• [Objectif de l'exercice]: Poursuivez l'entretien avec la réalisatrice de Dounia et la Princesse d'Alep à partir de sa dernière phrase.

Le premier long-métrage d’animation de Marya Zarif, Dounia et la Princesse d’Alep revient sur le début de la guerre en Syrie et le départ pour l’exil.
Le film sort en salle ce 1er février, c’est l’occasion de partager avec vous l’échange riche que j’ai eu avec sa réalisatrice. Marya Zarif aborde des thèmes qui me sont chers et qui se retrouvent dans mon travail. Je l’ai donc laissée raconter et vous livre brut cette rencontre.
Le processus de création
Boulomsouk Svadphaiphane : Ce qui m’intéresse quand je rencontre une réalisatrice, une artiste , c’est son processus de création. D’où part ton histoire?
Marya Zarif : Je ne suis pas quelqu’un à qui on raconte la Syrie, j’y ai vécu et je l’ai éprouvé moi-même petite.

Marya Zarif : Jusqu’à mes 8 ans, j’étais en Arabie Saoudite. J’allais à l’école française. J’avais des parents syriens. Avec à l’intérieur de moi, une espèce d’identité syrienne chrétienne, cosmopolite dans un pays comme l’Arabie Saoudite qui à l’extérieur de l’école française est un autre monde qui à l’air extrême fermé et monochrome. Un seul peuple, une seule couleur. Moi j’avais l’intuition que je venais d’une culture plus composite, beaucoup plus variée. Certes arabe et musulmane mais je parlais français, j’avais des références chrétiennes à la maison et des références occidentales. J’avais du mal à m’y retrouver.
J’arrive à Alep à 8 ans. J’y allais beaucoup petite et j’avais une idée assez obscure de la vie là-bas.
Tu es allée à Alep donc tu sais que c’est une ville qui a son identité. Une ville arabe un peu européenne aussi, un peu vénitienne, un petit peu ottomane.
Boulomsouk Svadphaiphane : Oui, j’y suis allée 10 mois avant la guerre civile. Juste à la saison des pistaches comme dans la scène d’ouverture de Dounia et la Princesse d’Alep. C’est une ville que j’avais adorée.

Alep
Marya Zarif : Dans les années 80, il n’y avait pas les cinés, pas les centres d’achats. C’était un pays complètement fermé à tout. Je ne comprenais pas que mes parents l’aimaient, que mon père voulait retourner y vivre.
Alors à 8, 9 ans, un voile s’entrouvre. Je parlais un arabe « cassé » à la maison et j’avais seulement appris à lire et à écrire en français. Là d’un coup j’apprends à écrire et lire en arabe et on m’a remis la langue arabe dans la bouche. C’est une chose d’entendre les choses dans la langue de la maison, c’est autre chose de les voir écrites et comprendre qu’elles ont des référents et qu’elles existent dans des poèmes et des histoires. Tout d’un coup tout a une résonance. Les rituels, les façons de s’habiller, de manger, les aspects physiques différents aussi.
La langue
Boulomsouk Svadphaiphane : Je suis sensible aux langues et à leur usage, tu voulais écrire ton film, en français, à la base? Tes personnages ont un français avec un accent et des « fautes ». Cette langue m’est familière. Elle me rappelle la langue des parents de celles et ceux avec qui j’ai grandi en banlieue. C’est une volonté?

Données d'annotation de mise en page
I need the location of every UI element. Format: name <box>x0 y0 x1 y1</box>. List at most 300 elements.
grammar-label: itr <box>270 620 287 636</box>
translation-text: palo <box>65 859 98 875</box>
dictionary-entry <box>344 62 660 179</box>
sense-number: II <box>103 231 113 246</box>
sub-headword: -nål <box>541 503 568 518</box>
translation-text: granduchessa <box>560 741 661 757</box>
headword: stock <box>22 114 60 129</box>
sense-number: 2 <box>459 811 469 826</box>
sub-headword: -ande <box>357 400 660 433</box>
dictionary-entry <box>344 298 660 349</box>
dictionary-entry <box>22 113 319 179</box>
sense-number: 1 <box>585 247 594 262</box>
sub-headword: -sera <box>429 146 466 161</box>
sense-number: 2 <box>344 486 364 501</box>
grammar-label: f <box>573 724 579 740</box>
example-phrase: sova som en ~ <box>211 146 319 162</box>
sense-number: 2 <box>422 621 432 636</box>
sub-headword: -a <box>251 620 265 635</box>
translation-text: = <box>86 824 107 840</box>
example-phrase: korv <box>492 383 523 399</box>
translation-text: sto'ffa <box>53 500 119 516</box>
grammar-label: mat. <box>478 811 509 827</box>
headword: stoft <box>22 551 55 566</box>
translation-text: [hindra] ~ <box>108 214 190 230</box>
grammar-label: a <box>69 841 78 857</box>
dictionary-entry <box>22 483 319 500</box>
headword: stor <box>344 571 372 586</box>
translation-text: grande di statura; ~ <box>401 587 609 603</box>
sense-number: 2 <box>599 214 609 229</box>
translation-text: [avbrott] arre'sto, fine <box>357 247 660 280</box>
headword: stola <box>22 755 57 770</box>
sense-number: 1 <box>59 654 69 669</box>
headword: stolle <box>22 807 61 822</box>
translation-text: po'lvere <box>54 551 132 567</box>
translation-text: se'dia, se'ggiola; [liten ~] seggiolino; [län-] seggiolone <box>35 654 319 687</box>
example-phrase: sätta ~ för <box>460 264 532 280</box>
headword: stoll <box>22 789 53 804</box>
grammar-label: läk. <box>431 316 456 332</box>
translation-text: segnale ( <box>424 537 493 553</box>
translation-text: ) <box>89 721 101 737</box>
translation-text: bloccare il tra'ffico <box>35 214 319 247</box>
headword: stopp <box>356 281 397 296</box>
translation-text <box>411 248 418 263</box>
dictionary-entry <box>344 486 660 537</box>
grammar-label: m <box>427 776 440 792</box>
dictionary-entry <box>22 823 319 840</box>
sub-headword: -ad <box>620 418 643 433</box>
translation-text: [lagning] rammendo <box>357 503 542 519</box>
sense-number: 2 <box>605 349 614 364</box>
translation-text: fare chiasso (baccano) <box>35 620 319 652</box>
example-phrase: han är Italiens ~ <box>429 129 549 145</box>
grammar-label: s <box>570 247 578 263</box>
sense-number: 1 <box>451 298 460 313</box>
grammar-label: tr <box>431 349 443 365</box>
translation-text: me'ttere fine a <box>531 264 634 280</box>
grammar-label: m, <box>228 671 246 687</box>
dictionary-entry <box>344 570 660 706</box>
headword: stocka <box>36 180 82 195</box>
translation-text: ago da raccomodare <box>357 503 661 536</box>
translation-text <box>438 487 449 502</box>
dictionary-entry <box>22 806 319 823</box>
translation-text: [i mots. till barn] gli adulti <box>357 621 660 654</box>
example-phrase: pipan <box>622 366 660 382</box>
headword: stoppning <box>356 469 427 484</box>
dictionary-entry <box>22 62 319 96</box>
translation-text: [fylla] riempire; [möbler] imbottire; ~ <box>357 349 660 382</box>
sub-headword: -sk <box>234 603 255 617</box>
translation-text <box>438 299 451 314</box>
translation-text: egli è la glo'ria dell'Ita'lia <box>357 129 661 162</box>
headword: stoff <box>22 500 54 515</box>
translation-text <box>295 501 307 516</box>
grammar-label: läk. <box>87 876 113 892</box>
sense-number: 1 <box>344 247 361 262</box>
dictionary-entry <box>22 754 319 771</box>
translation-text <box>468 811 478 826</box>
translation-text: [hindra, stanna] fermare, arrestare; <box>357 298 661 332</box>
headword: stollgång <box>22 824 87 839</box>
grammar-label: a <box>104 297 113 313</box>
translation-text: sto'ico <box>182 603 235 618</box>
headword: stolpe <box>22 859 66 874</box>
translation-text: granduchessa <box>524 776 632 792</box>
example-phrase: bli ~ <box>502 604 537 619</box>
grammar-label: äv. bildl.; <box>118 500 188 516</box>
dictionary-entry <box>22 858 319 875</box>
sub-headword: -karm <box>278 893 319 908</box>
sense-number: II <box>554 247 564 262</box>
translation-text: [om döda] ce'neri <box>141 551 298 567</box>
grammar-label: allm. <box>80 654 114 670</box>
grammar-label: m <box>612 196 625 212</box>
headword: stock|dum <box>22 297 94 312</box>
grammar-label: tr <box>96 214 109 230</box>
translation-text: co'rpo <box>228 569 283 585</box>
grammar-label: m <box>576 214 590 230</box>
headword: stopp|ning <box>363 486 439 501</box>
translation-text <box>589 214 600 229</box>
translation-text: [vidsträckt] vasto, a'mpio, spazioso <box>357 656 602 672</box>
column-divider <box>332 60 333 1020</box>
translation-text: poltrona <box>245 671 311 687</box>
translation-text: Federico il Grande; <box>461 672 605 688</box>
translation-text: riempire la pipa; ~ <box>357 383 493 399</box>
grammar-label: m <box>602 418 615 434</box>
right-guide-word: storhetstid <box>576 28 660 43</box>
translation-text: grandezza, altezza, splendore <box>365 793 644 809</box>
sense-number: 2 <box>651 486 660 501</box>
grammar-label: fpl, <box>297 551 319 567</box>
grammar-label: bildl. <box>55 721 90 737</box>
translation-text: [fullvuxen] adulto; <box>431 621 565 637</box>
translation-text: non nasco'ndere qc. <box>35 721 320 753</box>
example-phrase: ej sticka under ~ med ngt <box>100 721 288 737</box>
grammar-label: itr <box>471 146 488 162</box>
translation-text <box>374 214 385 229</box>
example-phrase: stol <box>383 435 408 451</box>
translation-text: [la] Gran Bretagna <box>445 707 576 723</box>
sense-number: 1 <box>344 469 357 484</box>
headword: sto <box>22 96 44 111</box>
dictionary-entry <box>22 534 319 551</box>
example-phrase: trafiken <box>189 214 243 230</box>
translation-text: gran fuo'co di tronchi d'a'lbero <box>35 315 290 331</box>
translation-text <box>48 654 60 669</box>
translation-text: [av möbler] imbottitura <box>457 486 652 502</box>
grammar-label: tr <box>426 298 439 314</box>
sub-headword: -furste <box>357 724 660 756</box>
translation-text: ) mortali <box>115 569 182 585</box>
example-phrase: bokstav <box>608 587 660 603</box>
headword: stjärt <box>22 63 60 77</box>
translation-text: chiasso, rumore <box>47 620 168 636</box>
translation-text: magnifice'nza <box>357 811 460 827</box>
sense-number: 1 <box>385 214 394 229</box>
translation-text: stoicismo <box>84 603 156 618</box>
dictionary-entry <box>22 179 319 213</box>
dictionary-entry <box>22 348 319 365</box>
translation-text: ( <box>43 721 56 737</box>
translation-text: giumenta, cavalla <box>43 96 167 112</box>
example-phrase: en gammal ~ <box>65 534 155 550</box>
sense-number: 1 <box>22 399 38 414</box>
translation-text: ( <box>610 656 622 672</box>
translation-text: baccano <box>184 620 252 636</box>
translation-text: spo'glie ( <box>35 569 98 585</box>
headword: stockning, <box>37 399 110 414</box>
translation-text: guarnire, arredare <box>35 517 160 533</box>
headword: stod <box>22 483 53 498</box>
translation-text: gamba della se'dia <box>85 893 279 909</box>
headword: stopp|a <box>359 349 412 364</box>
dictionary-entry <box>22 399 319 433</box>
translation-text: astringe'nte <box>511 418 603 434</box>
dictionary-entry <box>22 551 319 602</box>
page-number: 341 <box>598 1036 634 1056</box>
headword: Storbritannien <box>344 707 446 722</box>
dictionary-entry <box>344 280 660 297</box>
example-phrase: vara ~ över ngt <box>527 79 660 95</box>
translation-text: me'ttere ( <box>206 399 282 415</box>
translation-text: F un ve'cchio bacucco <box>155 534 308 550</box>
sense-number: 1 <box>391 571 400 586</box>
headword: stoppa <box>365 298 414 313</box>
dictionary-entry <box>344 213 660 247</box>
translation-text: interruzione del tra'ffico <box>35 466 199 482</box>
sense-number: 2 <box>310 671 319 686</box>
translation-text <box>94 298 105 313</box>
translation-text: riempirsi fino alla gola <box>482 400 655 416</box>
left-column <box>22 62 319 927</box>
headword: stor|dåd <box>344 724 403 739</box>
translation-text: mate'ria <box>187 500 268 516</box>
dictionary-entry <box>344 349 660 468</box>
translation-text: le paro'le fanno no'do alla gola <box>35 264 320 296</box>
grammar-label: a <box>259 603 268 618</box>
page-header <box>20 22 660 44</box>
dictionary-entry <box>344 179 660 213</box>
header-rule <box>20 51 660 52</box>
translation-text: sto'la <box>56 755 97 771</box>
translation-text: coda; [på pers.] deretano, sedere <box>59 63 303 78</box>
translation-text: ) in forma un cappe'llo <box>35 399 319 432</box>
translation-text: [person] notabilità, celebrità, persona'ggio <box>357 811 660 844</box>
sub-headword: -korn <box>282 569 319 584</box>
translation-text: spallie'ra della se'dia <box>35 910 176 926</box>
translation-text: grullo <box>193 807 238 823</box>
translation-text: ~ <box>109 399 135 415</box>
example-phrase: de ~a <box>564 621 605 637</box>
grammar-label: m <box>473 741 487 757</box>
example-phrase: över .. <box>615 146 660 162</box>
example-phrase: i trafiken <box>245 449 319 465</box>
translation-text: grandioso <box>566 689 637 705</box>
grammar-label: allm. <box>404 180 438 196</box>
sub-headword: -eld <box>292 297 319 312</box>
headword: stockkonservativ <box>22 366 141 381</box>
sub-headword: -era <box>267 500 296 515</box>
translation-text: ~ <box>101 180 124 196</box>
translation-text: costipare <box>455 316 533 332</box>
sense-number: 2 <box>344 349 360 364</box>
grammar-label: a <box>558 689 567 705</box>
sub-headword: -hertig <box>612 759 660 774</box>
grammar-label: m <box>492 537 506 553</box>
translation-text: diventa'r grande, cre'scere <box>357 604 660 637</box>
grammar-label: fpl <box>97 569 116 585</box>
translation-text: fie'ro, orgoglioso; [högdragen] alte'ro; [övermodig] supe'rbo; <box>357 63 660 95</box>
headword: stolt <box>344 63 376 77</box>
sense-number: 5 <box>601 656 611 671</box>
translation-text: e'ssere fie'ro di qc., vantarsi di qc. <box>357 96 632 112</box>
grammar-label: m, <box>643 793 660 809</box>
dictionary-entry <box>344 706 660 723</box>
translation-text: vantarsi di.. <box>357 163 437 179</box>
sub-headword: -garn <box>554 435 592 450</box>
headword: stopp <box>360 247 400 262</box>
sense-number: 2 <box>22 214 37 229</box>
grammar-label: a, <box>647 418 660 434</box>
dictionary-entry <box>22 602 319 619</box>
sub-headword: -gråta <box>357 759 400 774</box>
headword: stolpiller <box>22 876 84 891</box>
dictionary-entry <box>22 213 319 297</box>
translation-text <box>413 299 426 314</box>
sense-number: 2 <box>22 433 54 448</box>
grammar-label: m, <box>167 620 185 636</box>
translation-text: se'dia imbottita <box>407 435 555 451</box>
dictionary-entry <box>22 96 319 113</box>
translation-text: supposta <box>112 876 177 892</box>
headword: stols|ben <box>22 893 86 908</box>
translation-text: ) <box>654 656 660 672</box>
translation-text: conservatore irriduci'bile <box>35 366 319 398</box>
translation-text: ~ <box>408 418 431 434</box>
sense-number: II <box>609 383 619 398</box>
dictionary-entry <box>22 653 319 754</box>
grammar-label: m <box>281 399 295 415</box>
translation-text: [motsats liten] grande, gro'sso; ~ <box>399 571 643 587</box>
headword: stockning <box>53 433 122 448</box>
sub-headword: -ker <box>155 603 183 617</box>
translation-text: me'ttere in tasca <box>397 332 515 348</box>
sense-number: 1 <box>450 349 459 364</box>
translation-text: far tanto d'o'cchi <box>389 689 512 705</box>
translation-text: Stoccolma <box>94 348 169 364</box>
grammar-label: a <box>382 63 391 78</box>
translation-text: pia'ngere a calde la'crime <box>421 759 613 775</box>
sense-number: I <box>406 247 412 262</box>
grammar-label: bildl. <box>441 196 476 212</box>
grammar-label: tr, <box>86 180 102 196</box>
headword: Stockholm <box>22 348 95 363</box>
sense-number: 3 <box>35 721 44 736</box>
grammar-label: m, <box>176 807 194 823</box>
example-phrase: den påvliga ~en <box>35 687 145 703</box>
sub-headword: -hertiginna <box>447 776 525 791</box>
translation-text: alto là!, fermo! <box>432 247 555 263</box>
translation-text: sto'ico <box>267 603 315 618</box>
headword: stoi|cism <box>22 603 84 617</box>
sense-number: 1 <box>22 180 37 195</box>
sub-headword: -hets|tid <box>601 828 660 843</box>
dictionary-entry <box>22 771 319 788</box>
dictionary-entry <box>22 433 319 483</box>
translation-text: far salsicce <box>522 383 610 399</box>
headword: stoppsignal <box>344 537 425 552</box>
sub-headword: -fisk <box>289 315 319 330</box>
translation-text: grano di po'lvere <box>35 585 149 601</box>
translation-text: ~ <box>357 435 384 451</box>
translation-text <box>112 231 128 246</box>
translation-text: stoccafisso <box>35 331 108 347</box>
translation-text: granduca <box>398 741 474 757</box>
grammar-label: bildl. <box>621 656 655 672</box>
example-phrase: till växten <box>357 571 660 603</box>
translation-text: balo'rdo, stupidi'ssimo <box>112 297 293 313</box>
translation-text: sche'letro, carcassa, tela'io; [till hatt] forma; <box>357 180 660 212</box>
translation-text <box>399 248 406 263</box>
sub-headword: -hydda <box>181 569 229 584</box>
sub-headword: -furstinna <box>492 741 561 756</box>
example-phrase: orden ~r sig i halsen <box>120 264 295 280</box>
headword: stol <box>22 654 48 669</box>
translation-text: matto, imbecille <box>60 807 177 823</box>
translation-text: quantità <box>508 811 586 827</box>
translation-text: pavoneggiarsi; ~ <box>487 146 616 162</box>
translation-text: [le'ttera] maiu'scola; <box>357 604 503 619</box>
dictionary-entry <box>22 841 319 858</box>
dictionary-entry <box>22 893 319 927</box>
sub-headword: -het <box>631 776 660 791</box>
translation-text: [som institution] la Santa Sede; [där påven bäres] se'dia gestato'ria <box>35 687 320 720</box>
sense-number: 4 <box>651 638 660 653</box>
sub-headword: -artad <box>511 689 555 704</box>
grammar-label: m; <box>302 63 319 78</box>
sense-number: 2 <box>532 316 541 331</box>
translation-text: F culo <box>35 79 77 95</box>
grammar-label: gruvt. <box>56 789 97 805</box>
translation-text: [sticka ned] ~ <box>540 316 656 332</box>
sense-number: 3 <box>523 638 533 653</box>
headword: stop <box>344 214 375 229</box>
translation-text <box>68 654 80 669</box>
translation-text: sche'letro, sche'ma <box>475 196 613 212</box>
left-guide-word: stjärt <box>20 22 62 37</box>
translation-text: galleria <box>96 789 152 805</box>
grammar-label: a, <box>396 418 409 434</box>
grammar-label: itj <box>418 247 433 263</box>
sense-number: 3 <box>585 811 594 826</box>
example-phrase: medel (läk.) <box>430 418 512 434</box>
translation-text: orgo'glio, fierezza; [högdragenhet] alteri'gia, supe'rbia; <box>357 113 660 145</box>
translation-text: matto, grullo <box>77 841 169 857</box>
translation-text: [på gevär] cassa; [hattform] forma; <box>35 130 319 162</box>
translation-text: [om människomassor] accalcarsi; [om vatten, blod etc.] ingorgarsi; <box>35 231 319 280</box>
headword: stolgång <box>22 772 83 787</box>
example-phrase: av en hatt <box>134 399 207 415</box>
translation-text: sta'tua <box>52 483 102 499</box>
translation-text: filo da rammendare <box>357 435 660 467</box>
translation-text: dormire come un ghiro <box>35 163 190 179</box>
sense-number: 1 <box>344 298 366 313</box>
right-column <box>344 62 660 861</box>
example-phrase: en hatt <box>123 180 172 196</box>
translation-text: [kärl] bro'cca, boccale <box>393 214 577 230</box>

• [Réponse proposée]:
Marya Zarif : C’est en français car je l’ai écrit avec Télé Québec, au Québec avec une production québécoise. Mais j’ai fait exprès d’avoir un français levantin donc avec une syntaxe levantine. Ces « erreurs » c’est le parlé de l’émotion levantine et j’ai fait aussi entrer des mots alépins.
J’ai travaillé avec des acteurs damascènes, un acteur égyptien. Ça a été marrant de leur apprendre la musique d’Alep et à leur mettre en bouche. C’était tout un processus.

Boulomsouk Svadphaiphane : Tu avais pris des actrices, des acteurs de là-bas?
Marya Zarif : Le plus possible. Mon actrice principale et celle qui joue Téta Mouné sont syriennes. Moi je joue dedans. Mon cousin joue dedans. J’ai un acteur égyptien qui s’appelle Manuel Tadros qui est extraordinaire et qui est le père de Xavier Dolan. C’était drôle de lui casser son accent égyptien. C’était un bonheur de faire Jeddo avec lui.
La (re)découverte
Marya Zarif : Pour revenir à l’arabe que j’avais retrouvé en bouche en revenant vivre à Alep, là, j’ai été inoculée. J’ai compris ce que c’était d’avoir une culture. J’étais assez éveillée pour faire la différence entre être chez soi et ne pas l’être. C’est minime mais tout d’un coup les choses entrent à leur place. Tout d’un coup les choses ont un nom. Les consonances ont un nom, les émotions ont un nom. C’est presque psychanalytique. Cela m’a fait une telle impression que je n’ai cessé à ce moment là, à partir de 9 ans , 10 ans, de vouloir découvrir moi-même mon pays.
Je faisais la touriste chez moi. J’allais dans les villes où personne n’allait. J’allais passer des heures et des heures dans le zouk. Je poussais des portes que personne ne poussait. Alep, c’est une chose de la découvrir pendant 15 jours et c’est une autre chose de découvrir ses couches, en dessous, en sous, en sous, en sous, en sous et découvrir que cela ne finit pas et que 12 000 ans d’histoire cela veut dire quelque chose, ce n’est pas abstrait.
Il y avait cette connaissance en moi et ce bassin d’inspiration qui ne finissait pas. Je voulais raconter une histoire où j’allais puiser dans l’Histoire.
La guerre
Marya Zarif : Puis il y a cette guerre là. Tout d’un coup on parle de la Syrie comme je ne l’aurai jamais imaginé. Comme de l’Afghanistan, de l’Iran qui ont des cultures riches mais comme des endroits dévastés, des sauvages qui courent partout avec des générations sacrifiées, des gens à accueillir et à qui ont doit apprendre à vivre.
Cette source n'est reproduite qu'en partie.